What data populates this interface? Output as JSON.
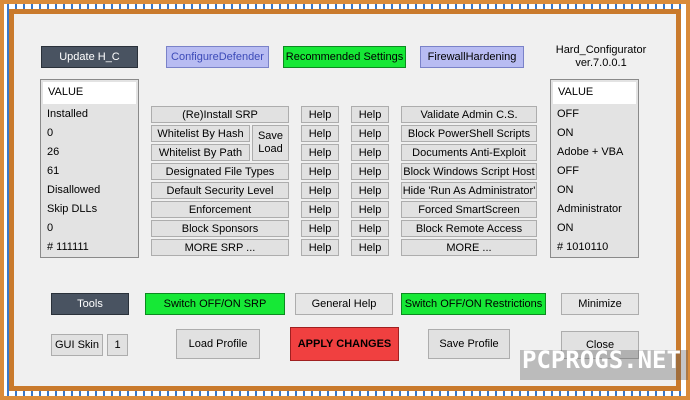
{
  "app_title_line1": "Hard_Configurator",
  "app_title_line2": "ver.7.0.0.1",
  "top_buttons": {
    "update": "Update H_C",
    "configure_defender": "ConfigureDefender",
    "recommended": "Recommended Settings",
    "firewall": "FirewallHardening"
  },
  "left_values": {
    "header": "VALUE",
    "items": [
      "Installed",
      "0",
      "26",
      "61",
      "Disallowed",
      "Skip DLLs",
      "0",
      "# 111111"
    ]
  },
  "right_values": {
    "header": "VALUE",
    "items": [
      "OFF",
      "ON",
      "Adobe + VBA",
      "OFF",
      "ON",
      "Administrator",
      "ON",
      "# 1010110"
    ]
  },
  "srp_buttons": {
    "reinstall": "(Re)Install SRP",
    "whitelist_hash": "Whitelist By Hash",
    "whitelist_path": "Whitelist By Path",
    "save": "Save",
    "load": "Load",
    "file_types": "Designated File Types",
    "security_level": "Default Security Level",
    "enforcement": "Enforcement",
    "block_sponsors": "Block Sponsors",
    "more_srp": "MORE SRP ..."
  },
  "help_label": "Help",
  "restriction_buttons": {
    "validate": "Validate Admin C.S.",
    "powershell": "Block PowerShell Scripts",
    "documents": "Documents Anti-Exploit",
    "wsh": "Block Windows Script Host",
    "run_as_admin": "Hide  'Run As Administrator'",
    "smartscreen": "Forced SmartScreen",
    "remote_access": "Block Remote Access",
    "more": "MORE ..."
  },
  "bottom": {
    "tools": "Tools",
    "switch_srp": "Switch OFF/ON SRP",
    "general_help": "General Help",
    "switch_restrictions": "Switch OFF/ON Restrictions",
    "minimize": "Minimize",
    "gui_skin": "GUI Skin",
    "skin_number": "1",
    "load_profile": "Load Profile",
    "apply": "APPLY CHANGES",
    "save_profile": "Save Profile",
    "close": "Close"
  },
  "watermark": "PCPROGS.NET",
  "colors": {
    "frame": "#c97a2c",
    "green": "#16e836",
    "red": "#f04040",
    "lavender": "#b8bcf2",
    "dark": "#495361"
  }
}
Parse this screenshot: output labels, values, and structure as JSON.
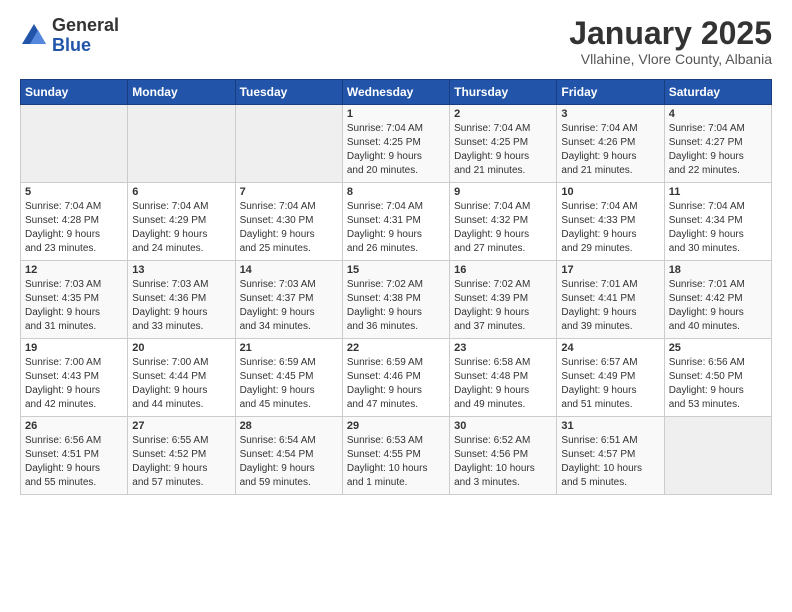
{
  "header": {
    "logo_general": "General",
    "logo_blue": "Blue",
    "title": "January 2025",
    "subtitle": "Vllahine, Vlore County, Albania"
  },
  "days_of_week": [
    "Sunday",
    "Monday",
    "Tuesday",
    "Wednesday",
    "Thursday",
    "Friday",
    "Saturday"
  ],
  "weeks": [
    [
      {
        "day": "",
        "content": ""
      },
      {
        "day": "",
        "content": ""
      },
      {
        "day": "",
        "content": ""
      },
      {
        "day": "1",
        "content": "Sunrise: 7:04 AM\nSunset: 4:25 PM\nDaylight: 9 hours\nand 20 minutes."
      },
      {
        "day": "2",
        "content": "Sunrise: 7:04 AM\nSunset: 4:25 PM\nDaylight: 9 hours\nand 21 minutes."
      },
      {
        "day": "3",
        "content": "Sunrise: 7:04 AM\nSunset: 4:26 PM\nDaylight: 9 hours\nand 21 minutes."
      },
      {
        "day": "4",
        "content": "Sunrise: 7:04 AM\nSunset: 4:27 PM\nDaylight: 9 hours\nand 22 minutes."
      }
    ],
    [
      {
        "day": "5",
        "content": "Sunrise: 7:04 AM\nSunset: 4:28 PM\nDaylight: 9 hours\nand 23 minutes."
      },
      {
        "day": "6",
        "content": "Sunrise: 7:04 AM\nSunset: 4:29 PM\nDaylight: 9 hours\nand 24 minutes."
      },
      {
        "day": "7",
        "content": "Sunrise: 7:04 AM\nSunset: 4:30 PM\nDaylight: 9 hours\nand 25 minutes."
      },
      {
        "day": "8",
        "content": "Sunrise: 7:04 AM\nSunset: 4:31 PM\nDaylight: 9 hours\nand 26 minutes."
      },
      {
        "day": "9",
        "content": "Sunrise: 7:04 AM\nSunset: 4:32 PM\nDaylight: 9 hours\nand 27 minutes."
      },
      {
        "day": "10",
        "content": "Sunrise: 7:04 AM\nSunset: 4:33 PM\nDaylight: 9 hours\nand 29 minutes."
      },
      {
        "day": "11",
        "content": "Sunrise: 7:04 AM\nSunset: 4:34 PM\nDaylight: 9 hours\nand 30 minutes."
      }
    ],
    [
      {
        "day": "12",
        "content": "Sunrise: 7:03 AM\nSunset: 4:35 PM\nDaylight: 9 hours\nand 31 minutes."
      },
      {
        "day": "13",
        "content": "Sunrise: 7:03 AM\nSunset: 4:36 PM\nDaylight: 9 hours\nand 33 minutes."
      },
      {
        "day": "14",
        "content": "Sunrise: 7:03 AM\nSunset: 4:37 PM\nDaylight: 9 hours\nand 34 minutes."
      },
      {
        "day": "15",
        "content": "Sunrise: 7:02 AM\nSunset: 4:38 PM\nDaylight: 9 hours\nand 36 minutes."
      },
      {
        "day": "16",
        "content": "Sunrise: 7:02 AM\nSunset: 4:39 PM\nDaylight: 9 hours\nand 37 minutes."
      },
      {
        "day": "17",
        "content": "Sunrise: 7:01 AM\nSunset: 4:41 PM\nDaylight: 9 hours\nand 39 minutes."
      },
      {
        "day": "18",
        "content": "Sunrise: 7:01 AM\nSunset: 4:42 PM\nDaylight: 9 hours\nand 40 minutes."
      }
    ],
    [
      {
        "day": "19",
        "content": "Sunrise: 7:00 AM\nSunset: 4:43 PM\nDaylight: 9 hours\nand 42 minutes."
      },
      {
        "day": "20",
        "content": "Sunrise: 7:00 AM\nSunset: 4:44 PM\nDaylight: 9 hours\nand 44 minutes."
      },
      {
        "day": "21",
        "content": "Sunrise: 6:59 AM\nSunset: 4:45 PM\nDaylight: 9 hours\nand 45 minutes."
      },
      {
        "day": "22",
        "content": "Sunrise: 6:59 AM\nSunset: 4:46 PM\nDaylight: 9 hours\nand 47 minutes."
      },
      {
        "day": "23",
        "content": "Sunrise: 6:58 AM\nSunset: 4:48 PM\nDaylight: 9 hours\nand 49 minutes."
      },
      {
        "day": "24",
        "content": "Sunrise: 6:57 AM\nSunset: 4:49 PM\nDaylight: 9 hours\nand 51 minutes."
      },
      {
        "day": "25",
        "content": "Sunrise: 6:56 AM\nSunset: 4:50 PM\nDaylight: 9 hours\nand 53 minutes."
      }
    ],
    [
      {
        "day": "26",
        "content": "Sunrise: 6:56 AM\nSunset: 4:51 PM\nDaylight: 9 hours\nand 55 minutes."
      },
      {
        "day": "27",
        "content": "Sunrise: 6:55 AM\nSunset: 4:52 PM\nDaylight: 9 hours\nand 57 minutes."
      },
      {
        "day": "28",
        "content": "Sunrise: 6:54 AM\nSunset: 4:54 PM\nDaylight: 9 hours\nand 59 minutes."
      },
      {
        "day": "29",
        "content": "Sunrise: 6:53 AM\nSunset: 4:55 PM\nDaylight: 10 hours\nand 1 minute."
      },
      {
        "day": "30",
        "content": "Sunrise: 6:52 AM\nSunset: 4:56 PM\nDaylight: 10 hours\nand 3 minutes."
      },
      {
        "day": "31",
        "content": "Sunrise: 6:51 AM\nSunset: 4:57 PM\nDaylight: 10 hours\nand 5 minutes."
      },
      {
        "day": "",
        "content": ""
      }
    ]
  ]
}
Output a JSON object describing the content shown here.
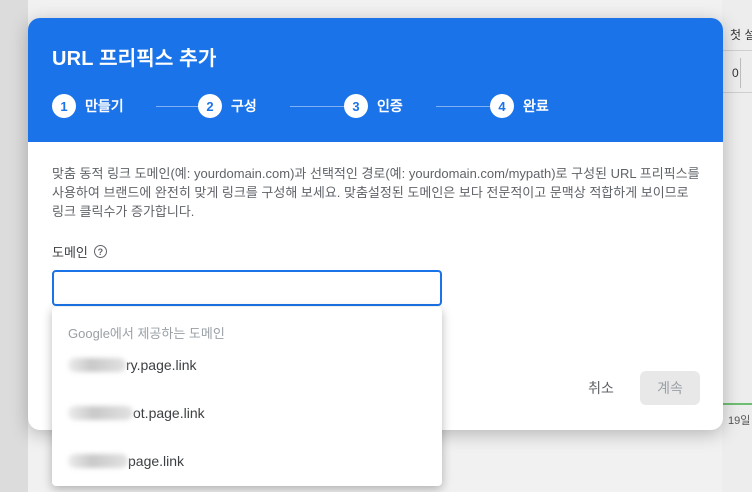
{
  "background": {
    "right_header": "첫 설",
    "right_value": "0",
    "right_date": "19일"
  },
  "dialog": {
    "title": "URL 프리픽스 추가",
    "steps": [
      {
        "number": "1",
        "label": "만들기"
      },
      {
        "number": "2",
        "label": "구성"
      },
      {
        "number": "3",
        "label": "인증"
      },
      {
        "number": "4",
        "label": "완료"
      }
    ],
    "description": "맞춤 동적 링크 도메인(예: yourdomain.com)과 선택적인 경로(예: yourdomain.com/mypath)로 구성된 URL 프리픽스를 사용하여 브랜드에 완전히 맞게 링크를 구성해 보세요. 맞춤설정된 도메인은 보다 전문적이고 문맥상 적합하게 보이므로 링크 클릭수가 증가합니다.",
    "domain_label": "도메인",
    "help_icon": "?",
    "domain_value": "",
    "cancel_label": "취소",
    "continue_label": "계속"
  },
  "dropdown": {
    "header": "Google에서 제공하는 도메인",
    "options": [
      {
        "text": "ry.page.link"
      },
      {
        "text": "ot.page.link"
      },
      {
        "text": "page.link"
      }
    ]
  },
  "colors": {
    "header_blue": "#1a73e8",
    "text_gray": "#5f6368",
    "disabled_button": "#e8e8e8"
  },
  "icons": {
    "help": "help-circle-icon"
  }
}
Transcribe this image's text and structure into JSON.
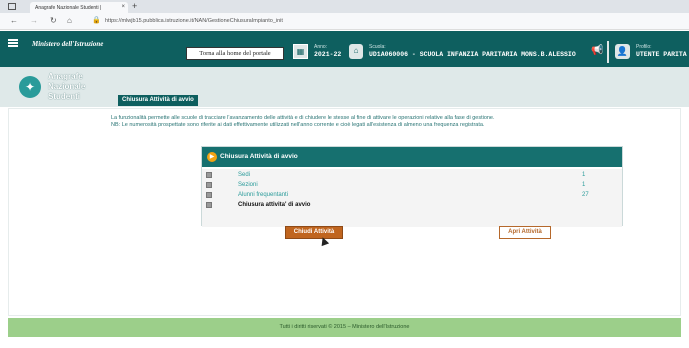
{
  "browser": {
    "tab_title": "Anagrafe Nazionale Studenti |",
    "tab_close": "×",
    "new_tab": "+",
    "url": "https://mlwjb15.pubblica.istruzione.it/NAN/GestioneChiusuraImpianto_init"
  },
  "header": {
    "ministry": "Ministero dell'Istruzione",
    "home_button": "Torna alla home del portale",
    "anno_label": "Anno:",
    "anno_value": "2021-22",
    "scuola_label": "Scuola:",
    "scuola_value": "UD1A060006 - SCUOLA INFANZIA PARITARIA MONS.B.ALESSIO",
    "profilo_label": "Profilo:",
    "profilo_value": "UTENTE PARITA"
  },
  "app": {
    "logo_line1": "Anagrafe",
    "logo_line2": "Nazionale",
    "logo_line3": "Studenti",
    "page_tab": "Chiusura Attività di avvio"
  },
  "info": {
    "line1": "La funzionalità permette alle scuole di tracciare l'avanzamento delle attività e di chiudere le stesse al fine di attivare le operazioni relative alla fase di gestione.",
    "line2": "NB: Le numerosità prospettate sono riferite ai dati effettivamente utilizzati nell'anno corrente e cioè legati all'esistenza di almeno una frequenza registrata."
  },
  "panel": {
    "title": "Chiusura Attività di avvio",
    "rows": [
      {
        "label": "Sedi",
        "value": "1"
      },
      {
        "label": "Sezioni",
        "value": "1"
      },
      {
        "label": "Alunni frequentanti",
        "value": "27"
      },
      {
        "label": "Chiusura attivita' di avvio",
        "value": ""
      }
    ]
  },
  "buttons": {
    "close": "Chiudi Attività",
    "open": "Apri Attività"
  },
  "footer": {
    "text": "Tutti i diritti riservati © 2015 – Ministero dell'Istruzione"
  },
  "colors": {
    "header_teal": "#0e5f5f",
    "panel_teal": "#16706f",
    "accent_orange": "#c0651f",
    "footer_green": "#9ccf8a"
  }
}
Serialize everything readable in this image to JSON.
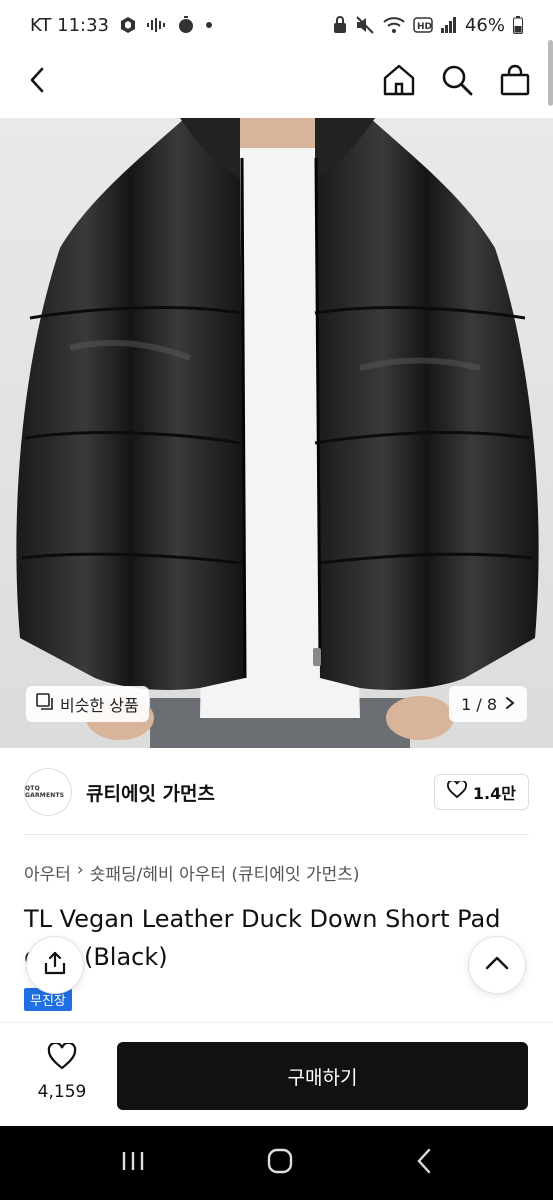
{
  "status_bar": {
    "carrier_time": "KT 11:33",
    "battery": "46%",
    "left_icons": [
      "nfc-icon",
      "signal-dots-icon",
      "alarm-icon",
      "dot-icon"
    ],
    "right_icons": [
      "lock-icon",
      "mute-icon",
      "wifi-icon",
      "hd-icon",
      "cell-signal-icon",
      "battery-icon"
    ]
  },
  "header": {
    "back_icon": "chevron-left-icon",
    "home_icon": "home-icon",
    "search_icon": "search-icon",
    "cart_icon": "shopping-bag-icon"
  },
  "gallery": {
    "similar_label": "비슷한 상품",
    "page_indicator": "1 / 8",
    "next_icon": "chevron-right-icon"
  },
  "brand": {
    "logo_text": "QTQ GARMENTS",
    "name": "큐티에잇 가먼츠",
    "likes": "1.4만"
  },
  "product": {
    "breadcrumb": [
      "아우터",
      "숏패딩/헤비 아우터 (큐티에잇 가먼츠)"
    ],
    "title": "TL Vegan Leather Duck Down Short Pad ding (Black)",
    "badge": "무진장"
  },
  "bottom": {
    "wish_count": "4,159",
    "buy_label": "구매하기"
  },
  "colors": {
    "primary": "#111111",
    "badge_blue": "#1f6fe5",
    "nav_bar": "#000000"
  }
}
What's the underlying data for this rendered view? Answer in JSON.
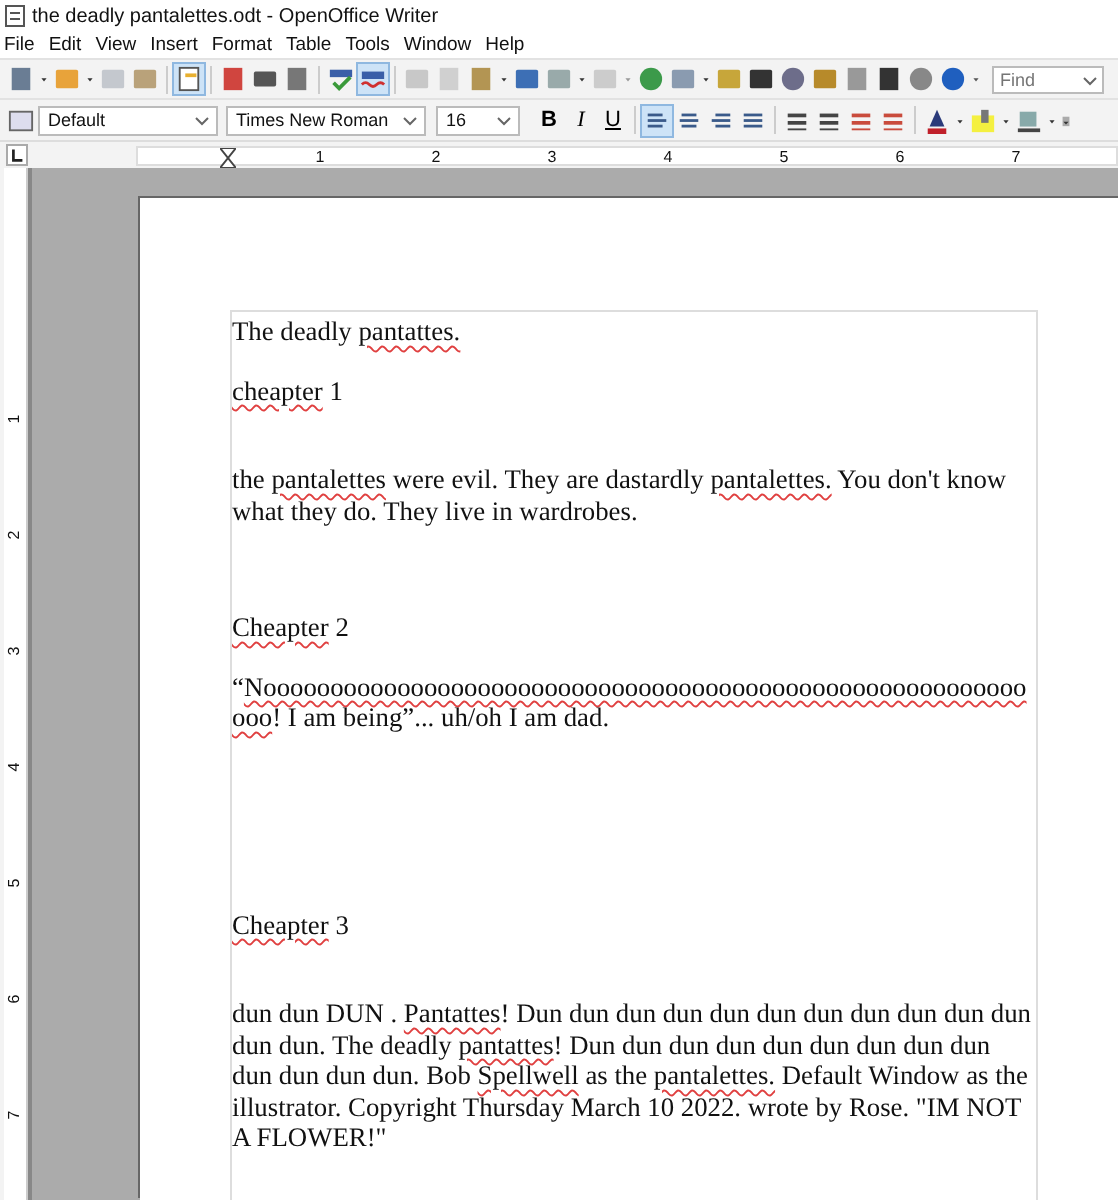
{
  "window": {
    "title": "the deadly pantalettes.odt - OpenOffice Writer"
  },
  "menu": [
    "File",
    "Edit",
    "View",
    "Insert",
    "Format",
    "Table",
    "Tools",
    "Window",
    "Help"
  ],
  "standard_toolbar": {
    "edit_mode_on": true,
    "autospellcheck_on": true,
    "find": {
      "placeholder": "Find"
    }
  },
  "formatting_toolbar": {
    "paragraph_style": "Default",
    "font_name": "Times New Roman",
    "font_size": "16",
    "format_buttons": [
      "B",
      "I",
      "U"
    ],
    "alignment_buttons": [
      {
        "kind": "left",
        "selected": true
      },
      {
        "kind": "center",
        "selected": false
      },
      {
        "kind": "right",
        "selected": false
      },
      {
        "kind": "justify",
        "selected": false
      }
    ]
  },
  "ruler": {
    "labels": [
      "1",
      "2",
      "3",
      "4",
      "5",
      "6",
      "7"
    ]
  },
  "vertical_ruler": {
    "labels": [
      "1",
      "2",
      "3",
      "4",
      "5",
      "6",
      "7"
    ]
  },
  "document": {
    "paragraphs": [
      {
        "segments": [
          {
            "text": "The deadly ",
            "misspelled": false
          },
          {
            "text": "pantattes.",
            "misspelled": true
          }
        ]
      },
      {
        "segments": [
          {
            "text": "cheapter",
            "misspelled": true
          },
          {
            "text": " 1",
            "misspelled": false
          }
        ]
      },
      {
        "segments": [
          {
            "text": "the ",
            "misspelled": false
          },
          {
            "text": "pantalettes",
            "misspelled": true
          },
          {
            "text": " were evil. They are dastardly ",
            "misspelled": false
          },
          {
            "text": "pantalettes.",
            "misspelled": true
          },
          {
            "text": " You don't know what they do. They live in wardrobes.",
            "misspelled": false
          }
        ]
      },
      {
        "segments": [
          {
            "text": "Cheapter",
            "misspelled": true
          },
          {
            "text": " 2",
            "misspelled": false
          }
        ]
      },
      {
        "segments": [
          {
            "text": "“",
            "misspelled": false
          },
          {
            "text": "Noooooooooooooooooooooooooooooooooooooooooooooooooooooooooooo",
            "misspelled": true
          },
          {
            "text": "! I am being”... uh/oh I am dad.",
            "misspelled": false
          }
        ]
      },
      {
        "segments": [
          {
            "text": "Cheapter",
            "misspelled": true
          },
          {
            "text": " 3",
            "misspelled": false
          }
        ]
      },
      {
        "segments": [
          {
            "text": "dun dun DUN . ",
            "misspelled": false
          },
          {
            "text": "Pantattes",
            "misspelled": true
          },
          {
            "text": "! Dun dun dun dun dun dun dun dun dun dun dun dun dun. The deadly ",
            "misspelled": false
          },
          {
            "text": "pantattes",
            "misspelled": true
          },
          {
            "text": "! Dun dun dun dun dun dun dun dun dun dun dun dun dun. Bob ",
            "misspelled": false
          },
          {
            "text": "Spellwell",
            "misspelled": true
          },
          {
            "text": " as the ",
            "misspelled": false
          },
          {
            "text": "pantalettes.",
            "misspelled": true
          },
          {
            "text": " Default Window as the illustrator. Copyright Thursday March 10 2022. wrote by Rose. \"IM NOT A FLOWER!\"",
            "misspelled": false
          }
        ]
      }
    ]
  }
}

*DIRECTIONS FOR THIS TASK*: Pick out every line holding the string "home" and return it.

*WRITTEN ANSWER*:
    "home_button": "Torna alla home del portale",
    "home_icon": "home-icon",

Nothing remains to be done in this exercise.